Data records
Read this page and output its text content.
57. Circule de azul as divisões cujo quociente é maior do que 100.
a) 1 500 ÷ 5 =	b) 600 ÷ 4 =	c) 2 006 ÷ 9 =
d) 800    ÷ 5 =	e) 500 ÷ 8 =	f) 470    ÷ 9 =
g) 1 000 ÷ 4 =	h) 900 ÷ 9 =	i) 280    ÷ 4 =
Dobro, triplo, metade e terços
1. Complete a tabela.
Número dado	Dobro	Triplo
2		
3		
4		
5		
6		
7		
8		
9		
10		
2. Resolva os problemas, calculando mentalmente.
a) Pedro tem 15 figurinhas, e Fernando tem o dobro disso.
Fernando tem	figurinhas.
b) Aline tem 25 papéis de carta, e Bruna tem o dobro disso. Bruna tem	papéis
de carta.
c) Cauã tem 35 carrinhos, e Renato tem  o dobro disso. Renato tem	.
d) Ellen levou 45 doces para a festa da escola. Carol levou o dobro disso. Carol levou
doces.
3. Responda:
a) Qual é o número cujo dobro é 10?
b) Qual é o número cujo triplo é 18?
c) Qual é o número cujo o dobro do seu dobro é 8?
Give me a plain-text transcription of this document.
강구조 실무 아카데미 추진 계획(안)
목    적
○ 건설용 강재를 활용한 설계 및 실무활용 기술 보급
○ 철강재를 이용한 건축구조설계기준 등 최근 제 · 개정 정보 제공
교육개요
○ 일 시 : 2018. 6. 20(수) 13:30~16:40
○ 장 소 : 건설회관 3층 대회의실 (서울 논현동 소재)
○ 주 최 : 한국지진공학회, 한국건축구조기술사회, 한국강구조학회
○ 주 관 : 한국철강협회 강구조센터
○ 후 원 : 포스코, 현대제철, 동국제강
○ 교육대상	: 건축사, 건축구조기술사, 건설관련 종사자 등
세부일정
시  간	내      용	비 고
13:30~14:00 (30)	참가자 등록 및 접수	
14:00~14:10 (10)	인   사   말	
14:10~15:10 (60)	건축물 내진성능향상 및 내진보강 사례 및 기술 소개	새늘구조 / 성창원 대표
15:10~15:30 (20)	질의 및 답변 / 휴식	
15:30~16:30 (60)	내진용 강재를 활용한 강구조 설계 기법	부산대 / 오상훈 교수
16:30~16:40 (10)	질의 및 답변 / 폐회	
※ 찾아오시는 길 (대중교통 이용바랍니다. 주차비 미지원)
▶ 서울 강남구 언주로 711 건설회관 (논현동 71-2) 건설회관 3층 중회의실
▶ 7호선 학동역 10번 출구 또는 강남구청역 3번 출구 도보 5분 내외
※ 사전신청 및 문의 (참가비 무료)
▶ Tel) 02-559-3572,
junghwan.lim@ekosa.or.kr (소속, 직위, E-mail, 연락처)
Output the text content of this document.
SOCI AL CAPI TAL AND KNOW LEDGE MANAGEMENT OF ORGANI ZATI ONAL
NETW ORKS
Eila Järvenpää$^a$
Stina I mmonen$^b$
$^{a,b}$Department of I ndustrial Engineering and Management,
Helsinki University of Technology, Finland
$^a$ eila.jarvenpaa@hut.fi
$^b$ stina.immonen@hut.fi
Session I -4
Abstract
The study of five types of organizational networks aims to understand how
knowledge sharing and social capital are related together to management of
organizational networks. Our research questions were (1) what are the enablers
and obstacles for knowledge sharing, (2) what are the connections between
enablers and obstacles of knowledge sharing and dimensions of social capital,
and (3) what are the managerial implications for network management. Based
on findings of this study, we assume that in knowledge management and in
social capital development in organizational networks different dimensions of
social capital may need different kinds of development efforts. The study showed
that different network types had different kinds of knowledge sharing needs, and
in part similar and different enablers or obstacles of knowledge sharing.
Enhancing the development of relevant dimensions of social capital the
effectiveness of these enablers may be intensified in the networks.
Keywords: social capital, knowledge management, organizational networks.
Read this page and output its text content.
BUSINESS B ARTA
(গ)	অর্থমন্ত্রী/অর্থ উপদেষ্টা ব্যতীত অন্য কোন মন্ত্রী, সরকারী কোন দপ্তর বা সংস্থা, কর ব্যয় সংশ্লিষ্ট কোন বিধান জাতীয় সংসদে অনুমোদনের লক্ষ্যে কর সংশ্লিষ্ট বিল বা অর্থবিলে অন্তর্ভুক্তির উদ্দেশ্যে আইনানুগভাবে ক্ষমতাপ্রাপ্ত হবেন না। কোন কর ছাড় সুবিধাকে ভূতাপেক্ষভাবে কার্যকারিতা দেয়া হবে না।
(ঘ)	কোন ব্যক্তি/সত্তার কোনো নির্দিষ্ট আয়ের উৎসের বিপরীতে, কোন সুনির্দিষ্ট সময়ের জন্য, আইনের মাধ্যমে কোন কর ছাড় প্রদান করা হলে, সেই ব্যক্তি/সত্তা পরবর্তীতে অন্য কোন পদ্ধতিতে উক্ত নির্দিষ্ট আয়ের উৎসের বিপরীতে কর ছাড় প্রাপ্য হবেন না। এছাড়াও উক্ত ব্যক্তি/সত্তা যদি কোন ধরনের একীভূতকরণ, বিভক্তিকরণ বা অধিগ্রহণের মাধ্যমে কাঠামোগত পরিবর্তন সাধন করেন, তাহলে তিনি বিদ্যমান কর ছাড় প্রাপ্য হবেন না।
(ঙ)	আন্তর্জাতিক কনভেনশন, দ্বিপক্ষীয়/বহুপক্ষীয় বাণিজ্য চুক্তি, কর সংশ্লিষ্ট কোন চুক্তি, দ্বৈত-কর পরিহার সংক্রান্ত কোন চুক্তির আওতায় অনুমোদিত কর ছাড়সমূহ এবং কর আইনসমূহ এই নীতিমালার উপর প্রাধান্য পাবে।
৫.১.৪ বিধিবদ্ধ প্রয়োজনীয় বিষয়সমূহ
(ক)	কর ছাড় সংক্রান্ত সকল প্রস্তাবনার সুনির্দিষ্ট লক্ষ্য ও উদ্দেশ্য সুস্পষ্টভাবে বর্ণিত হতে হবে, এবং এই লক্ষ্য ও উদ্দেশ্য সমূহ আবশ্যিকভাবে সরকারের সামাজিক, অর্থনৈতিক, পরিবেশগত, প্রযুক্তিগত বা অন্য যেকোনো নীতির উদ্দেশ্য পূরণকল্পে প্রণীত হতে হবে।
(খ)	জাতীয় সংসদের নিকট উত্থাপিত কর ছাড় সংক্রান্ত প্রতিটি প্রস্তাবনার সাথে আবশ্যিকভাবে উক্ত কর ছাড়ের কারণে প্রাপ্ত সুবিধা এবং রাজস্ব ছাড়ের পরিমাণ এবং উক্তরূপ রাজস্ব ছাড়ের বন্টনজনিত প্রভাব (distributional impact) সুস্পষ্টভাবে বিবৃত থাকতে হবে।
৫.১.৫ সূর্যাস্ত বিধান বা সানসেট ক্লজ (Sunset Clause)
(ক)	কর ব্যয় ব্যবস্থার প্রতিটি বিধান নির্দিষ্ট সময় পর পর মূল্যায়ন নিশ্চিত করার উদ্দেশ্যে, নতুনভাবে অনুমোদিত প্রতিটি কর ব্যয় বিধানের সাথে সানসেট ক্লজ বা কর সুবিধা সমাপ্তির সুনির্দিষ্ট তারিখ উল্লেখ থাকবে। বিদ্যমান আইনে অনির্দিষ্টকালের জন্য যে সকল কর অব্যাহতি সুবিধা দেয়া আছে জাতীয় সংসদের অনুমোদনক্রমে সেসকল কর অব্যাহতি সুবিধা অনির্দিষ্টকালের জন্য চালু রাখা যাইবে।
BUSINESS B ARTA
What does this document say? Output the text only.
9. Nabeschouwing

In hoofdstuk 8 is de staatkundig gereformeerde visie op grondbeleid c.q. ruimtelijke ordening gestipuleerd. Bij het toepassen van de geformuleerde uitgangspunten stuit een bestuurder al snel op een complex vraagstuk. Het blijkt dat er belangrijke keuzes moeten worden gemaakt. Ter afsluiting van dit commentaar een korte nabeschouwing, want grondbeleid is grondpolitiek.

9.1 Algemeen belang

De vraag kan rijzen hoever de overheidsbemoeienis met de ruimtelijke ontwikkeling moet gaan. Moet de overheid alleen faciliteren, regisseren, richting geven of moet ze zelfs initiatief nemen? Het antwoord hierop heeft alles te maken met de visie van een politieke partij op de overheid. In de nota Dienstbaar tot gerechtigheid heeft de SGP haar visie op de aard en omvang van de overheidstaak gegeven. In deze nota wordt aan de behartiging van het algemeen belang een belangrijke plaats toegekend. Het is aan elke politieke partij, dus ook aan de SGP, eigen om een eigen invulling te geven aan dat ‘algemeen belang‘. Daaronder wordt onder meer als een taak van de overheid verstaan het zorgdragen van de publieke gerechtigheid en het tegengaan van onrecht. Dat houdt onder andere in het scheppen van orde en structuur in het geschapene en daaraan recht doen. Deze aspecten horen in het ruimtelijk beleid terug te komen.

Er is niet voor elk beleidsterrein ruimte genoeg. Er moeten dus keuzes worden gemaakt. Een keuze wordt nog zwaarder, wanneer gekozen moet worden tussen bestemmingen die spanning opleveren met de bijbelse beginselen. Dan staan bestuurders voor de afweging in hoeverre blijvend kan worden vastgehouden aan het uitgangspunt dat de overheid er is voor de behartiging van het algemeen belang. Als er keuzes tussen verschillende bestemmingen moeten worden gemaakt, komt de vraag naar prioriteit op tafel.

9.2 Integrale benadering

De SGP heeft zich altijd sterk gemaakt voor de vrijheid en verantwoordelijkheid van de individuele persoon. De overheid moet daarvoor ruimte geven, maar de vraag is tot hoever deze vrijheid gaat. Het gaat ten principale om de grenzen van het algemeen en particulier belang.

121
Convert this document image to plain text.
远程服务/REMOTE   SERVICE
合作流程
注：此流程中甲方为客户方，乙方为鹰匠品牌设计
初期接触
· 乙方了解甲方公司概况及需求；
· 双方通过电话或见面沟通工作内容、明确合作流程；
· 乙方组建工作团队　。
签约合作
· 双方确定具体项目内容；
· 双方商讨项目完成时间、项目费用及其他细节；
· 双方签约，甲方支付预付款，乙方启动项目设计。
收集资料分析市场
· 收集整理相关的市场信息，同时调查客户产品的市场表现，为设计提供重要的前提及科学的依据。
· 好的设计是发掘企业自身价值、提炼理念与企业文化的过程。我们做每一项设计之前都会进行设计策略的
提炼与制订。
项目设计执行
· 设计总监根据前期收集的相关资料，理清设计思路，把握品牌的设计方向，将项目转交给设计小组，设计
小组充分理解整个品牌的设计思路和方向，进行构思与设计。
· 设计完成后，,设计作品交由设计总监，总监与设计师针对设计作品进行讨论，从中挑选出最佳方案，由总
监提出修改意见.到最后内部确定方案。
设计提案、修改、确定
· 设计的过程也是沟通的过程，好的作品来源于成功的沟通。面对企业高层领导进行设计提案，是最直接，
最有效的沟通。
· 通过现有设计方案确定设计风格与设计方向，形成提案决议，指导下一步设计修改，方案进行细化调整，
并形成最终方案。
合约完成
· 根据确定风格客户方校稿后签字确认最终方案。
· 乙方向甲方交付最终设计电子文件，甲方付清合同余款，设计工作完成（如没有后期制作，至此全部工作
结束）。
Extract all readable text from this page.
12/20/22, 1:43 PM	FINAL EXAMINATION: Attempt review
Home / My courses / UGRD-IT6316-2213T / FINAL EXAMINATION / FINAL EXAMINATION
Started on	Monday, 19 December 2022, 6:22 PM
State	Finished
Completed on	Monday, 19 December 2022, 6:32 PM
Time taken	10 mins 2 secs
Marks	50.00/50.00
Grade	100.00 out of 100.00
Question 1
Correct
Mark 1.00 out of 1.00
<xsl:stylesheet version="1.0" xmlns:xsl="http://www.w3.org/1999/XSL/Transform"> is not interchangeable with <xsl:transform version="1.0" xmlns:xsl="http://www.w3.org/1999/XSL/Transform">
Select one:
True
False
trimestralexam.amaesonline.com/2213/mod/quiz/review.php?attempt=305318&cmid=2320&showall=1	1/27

*WHAT YOU HAVE TO DO*
Look through the entries and find each line that has the string "document". Copy those lines.

*SOLUTION FOR THIS TASK*
Give me a plain-text transcription of this document.
Output the text content of this document.
What does this document say? Output the text only.
Convert this document image to plain text.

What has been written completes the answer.